SUPPLIED DATA:
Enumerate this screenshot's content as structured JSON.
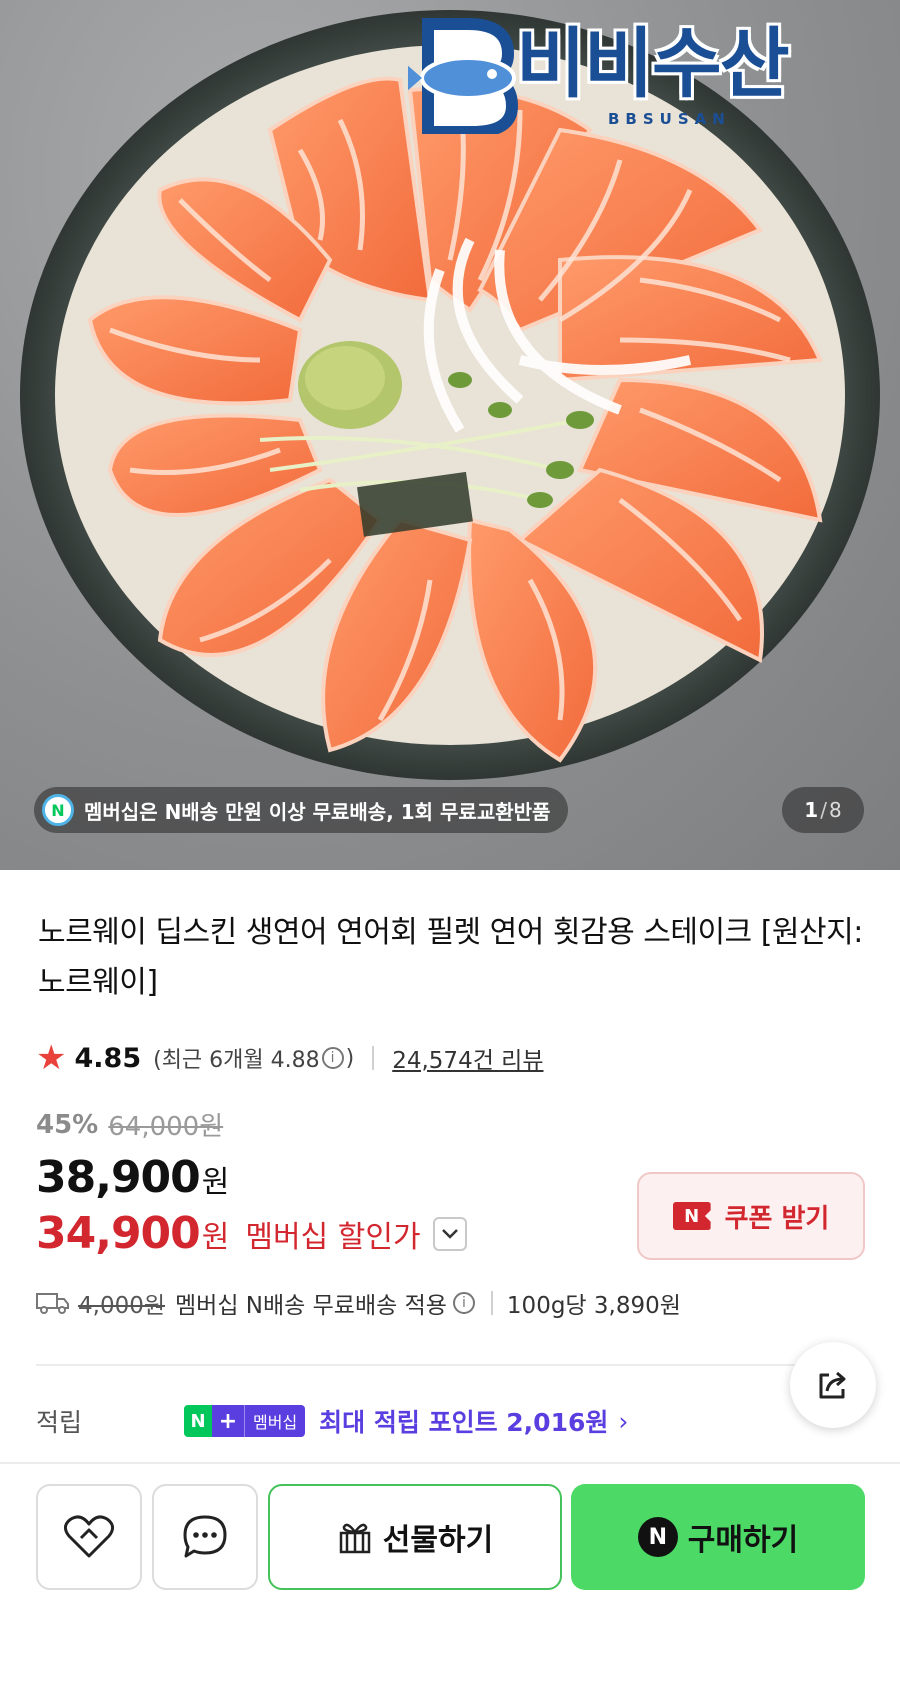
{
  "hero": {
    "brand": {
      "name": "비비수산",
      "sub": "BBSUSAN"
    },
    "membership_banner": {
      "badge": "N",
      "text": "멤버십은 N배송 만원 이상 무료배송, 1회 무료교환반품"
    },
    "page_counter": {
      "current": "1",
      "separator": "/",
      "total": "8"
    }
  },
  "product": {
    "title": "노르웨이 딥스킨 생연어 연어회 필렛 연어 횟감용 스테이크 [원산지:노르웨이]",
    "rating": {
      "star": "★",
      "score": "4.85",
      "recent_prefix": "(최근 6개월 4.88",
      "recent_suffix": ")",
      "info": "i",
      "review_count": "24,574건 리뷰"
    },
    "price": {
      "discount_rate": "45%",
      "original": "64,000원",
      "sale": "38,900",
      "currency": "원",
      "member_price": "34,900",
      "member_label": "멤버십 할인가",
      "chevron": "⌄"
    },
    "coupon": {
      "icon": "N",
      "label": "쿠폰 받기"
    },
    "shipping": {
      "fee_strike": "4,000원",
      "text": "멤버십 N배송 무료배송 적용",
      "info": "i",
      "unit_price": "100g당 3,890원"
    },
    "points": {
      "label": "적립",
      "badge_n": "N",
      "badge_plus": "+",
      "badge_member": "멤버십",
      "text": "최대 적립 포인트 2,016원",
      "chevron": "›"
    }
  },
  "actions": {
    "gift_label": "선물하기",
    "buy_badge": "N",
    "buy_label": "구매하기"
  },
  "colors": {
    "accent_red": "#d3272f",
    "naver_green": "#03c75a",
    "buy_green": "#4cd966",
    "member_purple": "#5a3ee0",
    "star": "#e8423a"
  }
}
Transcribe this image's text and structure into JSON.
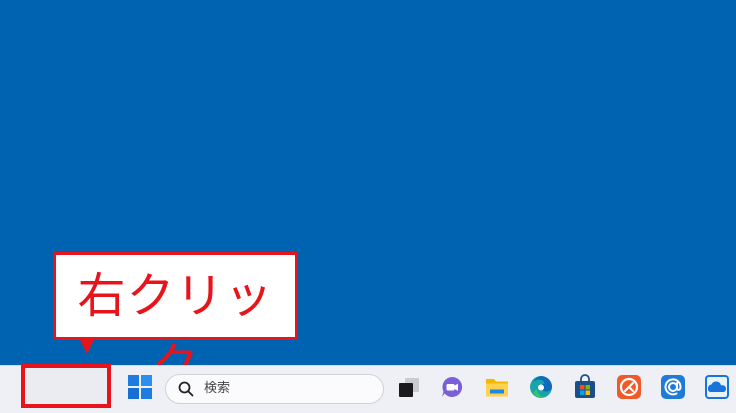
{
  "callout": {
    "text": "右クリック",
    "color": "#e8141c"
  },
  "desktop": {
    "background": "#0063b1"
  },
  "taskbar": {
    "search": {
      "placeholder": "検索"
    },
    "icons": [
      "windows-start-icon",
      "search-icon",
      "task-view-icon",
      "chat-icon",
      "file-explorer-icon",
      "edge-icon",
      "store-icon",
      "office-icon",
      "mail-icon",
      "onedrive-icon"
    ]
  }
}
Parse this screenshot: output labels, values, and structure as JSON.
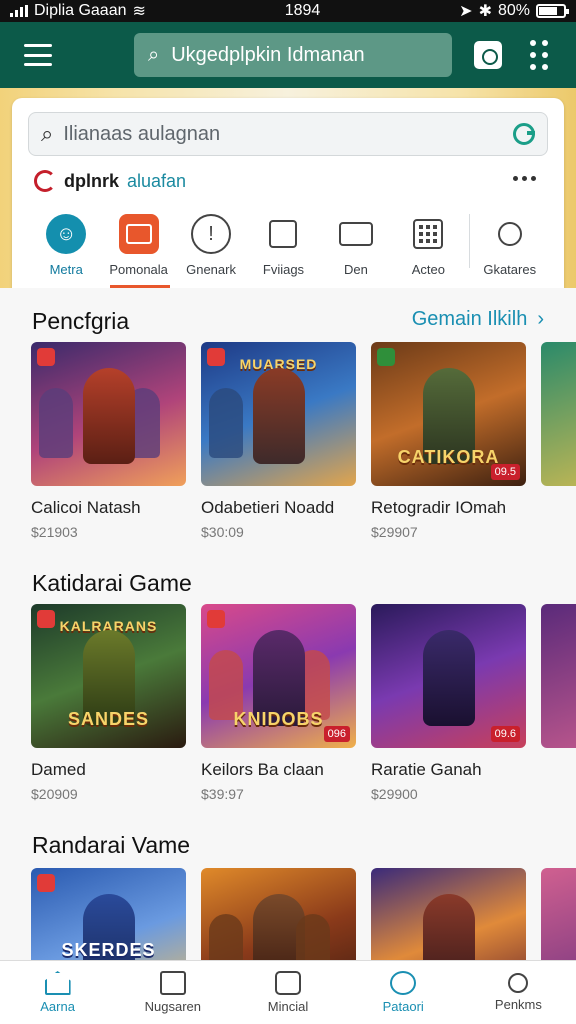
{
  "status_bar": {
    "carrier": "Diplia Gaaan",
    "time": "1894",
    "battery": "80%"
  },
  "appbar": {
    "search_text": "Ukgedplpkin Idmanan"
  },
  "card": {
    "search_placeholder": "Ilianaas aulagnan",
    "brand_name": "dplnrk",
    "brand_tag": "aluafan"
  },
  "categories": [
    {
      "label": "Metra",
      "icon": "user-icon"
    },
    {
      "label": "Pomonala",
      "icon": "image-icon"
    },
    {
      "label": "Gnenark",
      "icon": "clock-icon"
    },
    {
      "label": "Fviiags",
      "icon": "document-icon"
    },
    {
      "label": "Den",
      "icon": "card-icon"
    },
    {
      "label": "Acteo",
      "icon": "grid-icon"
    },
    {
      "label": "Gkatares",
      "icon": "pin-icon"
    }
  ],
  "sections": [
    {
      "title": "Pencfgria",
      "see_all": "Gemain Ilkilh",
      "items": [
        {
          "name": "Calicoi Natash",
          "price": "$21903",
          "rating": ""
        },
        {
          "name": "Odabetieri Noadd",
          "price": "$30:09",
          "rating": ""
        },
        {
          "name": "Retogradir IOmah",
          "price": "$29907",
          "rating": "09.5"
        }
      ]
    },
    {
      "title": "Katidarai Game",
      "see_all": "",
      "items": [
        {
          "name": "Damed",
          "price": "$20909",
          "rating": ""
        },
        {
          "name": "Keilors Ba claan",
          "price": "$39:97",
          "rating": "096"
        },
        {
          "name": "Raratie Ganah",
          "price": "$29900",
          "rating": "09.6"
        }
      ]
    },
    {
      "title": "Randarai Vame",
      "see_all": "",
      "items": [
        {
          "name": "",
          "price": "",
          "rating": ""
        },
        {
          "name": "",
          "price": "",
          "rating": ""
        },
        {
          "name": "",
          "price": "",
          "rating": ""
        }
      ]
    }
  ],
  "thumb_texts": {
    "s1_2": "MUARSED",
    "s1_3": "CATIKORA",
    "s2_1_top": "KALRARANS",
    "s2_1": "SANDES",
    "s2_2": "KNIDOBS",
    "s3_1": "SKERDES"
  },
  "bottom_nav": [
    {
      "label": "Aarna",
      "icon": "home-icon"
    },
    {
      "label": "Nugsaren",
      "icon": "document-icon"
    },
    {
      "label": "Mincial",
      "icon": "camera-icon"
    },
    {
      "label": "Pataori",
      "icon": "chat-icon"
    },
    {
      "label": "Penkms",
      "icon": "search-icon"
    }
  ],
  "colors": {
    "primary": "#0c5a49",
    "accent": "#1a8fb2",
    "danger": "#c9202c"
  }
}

TASK DESCRIPTION: Give the data above again in full and unchanged, skipping the pictures.

OUTPUT OF THE TASK:
Enumerate this screenshot's content as structured JSON.
{
  "hero": {
    "brand": {
      "name": "비비수산",
      "sub": "BBSUSAN"
    },
    "membership_banner": {
      "badge": "N",
      "text": "멤버십은 N배송 만원 이상 무료배송, 1회 무료교환반품"
    },
    "page_counter": {
      "current": "1",
      "separator": "/",
      "total": "8"
    }
  },
  "product": {
    "title": "노르웨이 딥스킨 생연어 연어회 필렛 연어 횟감용 스테이크 [원산지:노르웨이]",
    "rating": {
      "star": "★",
      "score": "4.85",
      "recent_prefix": "(최근 6개월 4.88",
      "recent_suffix": ")",
      "info": "i",
      "review_count": "24,574건 리뷰"
    },
    "price": {
      "discount_rate": "45%",
      "original": "64,000원",
      "sale": "38,900",
      "currency": "원",
      "member_price": "34,900",
      "member_label": "멤버십 할인가",
      "chevron": "⌄"
    },
    "coupon": {
      "icon": "N",
      "label": "쿠폰 받기"
    },
    "shipping": {
      "fee_strike": "4,000원",
      "text": "멤버십 N배송 무료배송 적용",
      "info": "i",
      "unit_price": "100g당 3,890원"
    },
    "points": {
      "label": "적립",
      "badge_n": "N",
      "badge_plus": "+",
      "badge_member": "멤버십",
      "text": "최대 적립 포인트 2,016원",
      "chevron": "›"
    }
  },
  "actions": {
    "gift_label": "선물하기",
    "buy_badge": "N",
    "buy_label": "구매하기"
  },
  "colors": {
    "accent_red": "#d3272f",
    "naver_green": "#03c75a",
    "buy_green": "#4cd966",
    "member_purple": "#5a3ee0",
    "star": "#e8423a"
  }
}
Transcribe this image's text and structure into JSON.
{
  "callout": {
    "text": "右クリック",
    "color": "#e8141c"
  },
  "desktop": {
    "background": "#0063b1"
  },
  "taskbar": {
    "search": {
      "placeholder": "検索"
    },
    "icons": [
      "windows-start-icon",
      "search-icon",
      "task-view-icon",
      "chat-icon",
      "file-explorer-icon",
      "edge-icon",
      "store-icon",
      "office-icon",
      "mail-icon",
      "onedrive-icon"
    ]
  }
}
Parse this screenshot: output labels, values, and structure as JSON.
{
  "status_bar": {
    "carrier": "Diplia Gaaan",
    "time": "1894",
    "battery": "80%"
  },
  "appbar": {
    "search_text": "Ukgedplpkin Idmanan"
  },
  "card": {
    "search_placeholder": "Ilianaas aulagnan",
    "brand_name": "dplnrk",
    "brand_tag": "aluafan"
  },
  "categories": [
    {
      "label": "Metra",
      "icon": "user-icon"
    },
    {
      "label": "Pomonala",
      "icon": "image-icon"
    },
    {
      "label": "Gnenark",
      "icon": "clock-icon"
    },
    {
      "label": "Fviiags",
      "icon": "document-icon"
    },
    {
      "label": "Den",
      "icon": "card-icon"
    },
    {
      "label": "Acteo",
      "icon": "grid-icon"
    },
    {
      "label": "Gkatares",
      "icon": "pin-icon"
    }
  ],
  "sections": [
    {
      "title": "Pencfgria",
      "see_all": "Gemain Ilkilh",
      "items": [
        {
          "name": "Calicoi Natash",
          "price": "$21903",
          "rating": ""
        },
        {
          "name": "Odabetieri Noadd",
          "price": "$30:09",
          "rating": ""
        },
        {
          "name": "Retogradir IOmah",
          "price": "$29907",
          "rating": "09.5"
        }
      ]
    },
    {
      "title": "Katidarai Game",
      "see_all": "",
      "items": [
        {
          "name": "Damed",
          "price": "$20909",
          "rating": ""
        },
        {
          "name": "Keilors Ba claan",
          "price": "$39:97",
          "rating": "096"
        },
        {
          "name": "Raratie Ganah",
          "price": "$29900",
          "rating": "09.6"
        }
      ]
    },
    {
      "title": "Randarai Vame",
      "see_all": "",
      "items": [
        {
          "name": "",
          "price": "",
          "rating": ""
        },
        {
          "name": "",
          "price": "",
          "rating": ""
        },
        {
          "name": "",
          "price": "",
          "rating": ""
        }
      ]
    }
  ],
  "thumb_texts": {
    "s1_2": "MUARSED",
    "s1_3": "CATIKORA",
    "s2_1_top": "KALRARANS",
    "s2_1": "SANDES",
    "s2_2": "KNIDOBS",
    "s3_1": "SKERDES"
  },
  "bottom_nav": [
    {
      "label": "Aarna",
      "icon": "home-icon"
    },
    {
      "label": "Nugsaren",
      "icon": "document-icon"
    },
    {
      "label": "Mincial",
      "icon": "camera-icon"
    },
    {
      "label": "Pataori",
      "icon": "chat-icon"
    },
    {
      "label": "Penkms",
      "icon": "search-icon"
    }
  ],
  "colors": {
    "primary": "#0c5a49",
    "accent": "#1a8fb2",
    "danger": "#c9202c"
  }
}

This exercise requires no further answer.